### OBJECTIVE
Quote the whole listing word for word, please.

---------- RECORDS ----------

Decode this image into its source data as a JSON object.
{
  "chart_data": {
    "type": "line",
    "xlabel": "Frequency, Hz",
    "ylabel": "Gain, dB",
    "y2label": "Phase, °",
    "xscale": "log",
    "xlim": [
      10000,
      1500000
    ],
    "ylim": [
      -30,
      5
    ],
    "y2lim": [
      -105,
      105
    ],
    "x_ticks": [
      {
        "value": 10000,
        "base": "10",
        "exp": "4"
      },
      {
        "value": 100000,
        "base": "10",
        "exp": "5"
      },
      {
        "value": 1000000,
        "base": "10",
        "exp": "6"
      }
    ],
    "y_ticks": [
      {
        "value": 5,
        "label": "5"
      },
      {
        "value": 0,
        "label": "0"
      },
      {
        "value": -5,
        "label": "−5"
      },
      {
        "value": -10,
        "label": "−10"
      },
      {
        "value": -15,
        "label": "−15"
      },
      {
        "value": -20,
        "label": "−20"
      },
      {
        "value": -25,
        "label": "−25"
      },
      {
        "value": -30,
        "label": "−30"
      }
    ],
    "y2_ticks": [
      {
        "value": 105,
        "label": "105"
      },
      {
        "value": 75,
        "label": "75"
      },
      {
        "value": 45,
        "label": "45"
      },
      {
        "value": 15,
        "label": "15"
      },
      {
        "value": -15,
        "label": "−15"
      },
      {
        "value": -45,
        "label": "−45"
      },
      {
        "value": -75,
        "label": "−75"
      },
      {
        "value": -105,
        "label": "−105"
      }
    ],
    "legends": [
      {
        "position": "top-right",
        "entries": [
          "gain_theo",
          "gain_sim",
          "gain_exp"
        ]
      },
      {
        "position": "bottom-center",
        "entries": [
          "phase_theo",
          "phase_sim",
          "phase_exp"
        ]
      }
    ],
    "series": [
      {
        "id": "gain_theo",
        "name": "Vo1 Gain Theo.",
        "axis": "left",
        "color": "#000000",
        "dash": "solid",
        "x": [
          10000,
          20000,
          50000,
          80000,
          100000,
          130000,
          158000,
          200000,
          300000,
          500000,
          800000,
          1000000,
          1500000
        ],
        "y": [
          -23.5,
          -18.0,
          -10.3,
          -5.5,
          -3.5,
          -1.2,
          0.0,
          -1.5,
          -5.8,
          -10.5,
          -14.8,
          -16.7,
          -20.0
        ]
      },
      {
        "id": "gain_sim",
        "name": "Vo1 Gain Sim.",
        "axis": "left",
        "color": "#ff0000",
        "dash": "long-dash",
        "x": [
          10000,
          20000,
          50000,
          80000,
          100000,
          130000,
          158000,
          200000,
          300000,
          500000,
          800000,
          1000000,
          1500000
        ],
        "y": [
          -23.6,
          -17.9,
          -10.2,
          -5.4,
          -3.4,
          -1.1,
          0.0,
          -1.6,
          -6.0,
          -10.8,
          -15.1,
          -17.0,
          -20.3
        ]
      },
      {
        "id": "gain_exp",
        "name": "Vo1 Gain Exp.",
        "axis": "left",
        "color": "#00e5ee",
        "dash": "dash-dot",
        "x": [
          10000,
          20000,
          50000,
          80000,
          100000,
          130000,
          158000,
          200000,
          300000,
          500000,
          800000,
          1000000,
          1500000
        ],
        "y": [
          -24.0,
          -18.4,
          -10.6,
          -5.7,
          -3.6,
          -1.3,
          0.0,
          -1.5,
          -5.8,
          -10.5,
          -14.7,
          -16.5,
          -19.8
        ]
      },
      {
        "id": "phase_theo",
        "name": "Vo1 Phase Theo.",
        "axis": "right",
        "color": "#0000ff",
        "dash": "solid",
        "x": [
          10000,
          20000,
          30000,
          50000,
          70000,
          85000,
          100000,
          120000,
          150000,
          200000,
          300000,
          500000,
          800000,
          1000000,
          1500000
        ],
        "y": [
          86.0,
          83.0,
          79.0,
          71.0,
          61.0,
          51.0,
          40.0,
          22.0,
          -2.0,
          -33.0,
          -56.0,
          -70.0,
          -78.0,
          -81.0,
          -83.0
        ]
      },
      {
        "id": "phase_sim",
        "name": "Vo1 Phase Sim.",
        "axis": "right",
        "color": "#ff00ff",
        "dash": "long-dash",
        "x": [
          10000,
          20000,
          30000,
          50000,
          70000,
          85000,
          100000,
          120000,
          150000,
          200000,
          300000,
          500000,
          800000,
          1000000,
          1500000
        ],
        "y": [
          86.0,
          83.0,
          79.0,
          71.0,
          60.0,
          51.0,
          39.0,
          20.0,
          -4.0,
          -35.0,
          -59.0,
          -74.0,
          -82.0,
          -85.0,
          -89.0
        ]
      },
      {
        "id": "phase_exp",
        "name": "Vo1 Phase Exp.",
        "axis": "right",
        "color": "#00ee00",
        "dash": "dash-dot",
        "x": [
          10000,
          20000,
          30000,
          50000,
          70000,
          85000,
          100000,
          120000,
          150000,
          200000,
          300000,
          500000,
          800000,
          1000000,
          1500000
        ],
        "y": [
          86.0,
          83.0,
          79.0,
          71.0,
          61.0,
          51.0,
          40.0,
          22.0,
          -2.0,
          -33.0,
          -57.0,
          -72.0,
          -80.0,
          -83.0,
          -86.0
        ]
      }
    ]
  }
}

----------

### EXERCISE RESULT
Decode this image into its source data as a JSON object.
{
  "chart_data": {
    "type": "line",
    "xlabel": "Frequency, Hz",
    "ylabel": "Gain, dB",
    "y2label": "Phase, °",
    "xscale": "log",
    "xlim": [
      10000,
      1500000
    ],
    "ylim": [
      -30,
      5
    ],
    "y2lim": [
      -105,
      105
    ],
    "x_ticks": [
      {
        "value": 10000,
        "base": "10",
        "exp": "4"
      },
      {
        "value": 100000,
        "base": "10",
        "exp": "5"
      },
      {
        "value": 1000000,
        "base": "10",
        "exp": "6"
      }
    ],
    "y_ticks": [
      {
        "value": 5,
        "label": "5"
      },
      {
        "value": 0,
        "label": "0"
      },
      {
        "value": -5,
        "label": "−5"
      },
      {
        "value": -10,
        "label": "−10"
      },
      {
        "value": -15,
        "label": "−15"
      },
      {
        "value": -20,
        "label": "−20"
      },
      {
        "value": -25,
        "label": "−25"
      },
      {
        "value": -30,
        "label": "−30"
      }
    ],
    "y2_ticks": [
      {
        "value": 105,
        "label": "105"
      },
      {
        "value": 75,
        "label": "75"
      },
      {
        "value": 45,
        "label": "45"
      },
      {
        "value": 15,
        "label": "15"
      },
      {
        "value": -15,
        "label": "−15"
      },
      {
        "value": -45,
        "label": "−45"
      },
      {
        "value": -75,
        "label": "−75"
      },
      {
        "value": -105,
        "label": "−105"
      }
    ],
    "legends": [
      {
        "position": "top-right",
        "entries": [
          "gain_theo",
          "gain_sim",
          "gain_exp"
        ]
      },
      {
        "position": "bottom-center",
        "entries": [
          "phase_theo",
          "phase_sim",
          "phase_exp"
        ]
      }
    ],
    "series": [
      {
        "id": "gain_theo",
        "name": "Vo1 Gain Theo.",
        "axis": "left",
        "color": "#000000",
        "dash": "solid",
        "x": [
          10000,
          20000,
          50000,
          80000,
          100000,
          130000,
          158000,
          200000,
          300000,
          500000,
          800000,
          1000000,
          1500000
        ],
        "y": [
          -23.5,
          -18.0,
          -10.3,
          -5.5,
          -3.5,
          -1.2,
          0.0,
          -1.5,
          -5.8,
          -10.5,
          -14.8,
          -16.7,
          -20.0
        ]
      },
      {
        "id": "gain_sim",
        "name": "Vo1 Gain Sim.",
        "axis": "left",
        "color": "#ff0000",
        "dash": "long-dash",
        "x": [
          10000,
          20000,
          50000,
          80000,
          100000,
          130000,
          158000,
          200000,
          300000,
          500000,
          800000,
          1000000,
          1500000
        ],
        "y": [
          -23.6,
          -17.9,
          -10.2,
          -5.4,
          -3.4,
          -1.1,
          0.0,
          -1.6,
          -6.0,
          -10.8,
          -15.1,
          -17.0,
          -20.3
        ]
      },
      {
        "id": "gain_exp",
        "name": "Vo1 Gain Exp.",
        "axis": "left",
        "color": "#00e5ee",
        "dash": "dash-dot",
        "x": [
          10000,
          20000,
          50000,
          80000,
          100000,
          130000,
          158000,
          200000,
          300000,
          500000,
          800000,
          1000000,
          1500000
        ],
        "y": [
          -24.0,
          -18.4,
          -10.6,
          -5.7,
          -3.6,
          -1.3,
          0.0,
          -1.5,
          -5.8,
          -10.5,
          -14.7,
          -16.5,
          -19.8
        ]
      },
      {
        "id": "phase_theo",
        "name": "Vo1 Phase Theo.",
        "axis": "right",
        "color": "#0000ff",
        "dash": "solid",
        "x": [
          10000,
          20000,
          30000,
          50000,
          70000,
          85000,
          100000,
          120000,
          150000,
          200000,
          300000,
          500000,
          800000,
          1000000,
          1500000
        ],
        "y": [
          86.0,
          83.0,
          79.0,
          71.0,
          61.0,
          51.0,
          40.0,
          22.0,
          -2.0,
          -33.0,
          -56.0,
          -70.0,
          -78.0,
          -81.0,
          -83.0
        ]
      },
      {
        "id": "phase_sim",
        "name": "Vo1 Phase Sim.",
        "axis": "right",
        "color": "#ff00ff",
        "dash": "long-dash",
        "x": [
          10000,
          20000,
          30000,
          50000,
          70000,
          85000,
          100000,
          120000,
          150000,
          200000,
          300000,
          500000,
          800000,
          1000000,
          1500000
        ],
        "y": [
          86.0,
          83.0,
          79.0,
          71.0,
          60.0,
          51.0,
          39.0,
          20.0,
          -4.0,
          -35.0,
          -59.0,
          -74.0,
          -82.0,
          -85.0,
          -89.0
        ]
      },
      {
        "id": "phase_exp",
        "name": "Vo1 Phase Exp.",
        "axis": "right",
        "color": "#00ee00",
        "dash": "dash-dot",
        "x": [
          10000,
          20000,
          30000,
          50000,
          70000,
          85000,
          100000,
          120000,
          150000,
          200000,
          300000,
          500000,
          800000,
          1000000,
          1500000
        ],
        "y": [
          86.0,
          83.0,
          79.0,
          71.0,
          61.0,
          51.0,
          40.0,
          22.0,
          -2.0,
          -33.0,
          -57.0,
          -72.0,
          -80.0,
          -83.0,
          -86.0
        ]
      }
    ]
  }
}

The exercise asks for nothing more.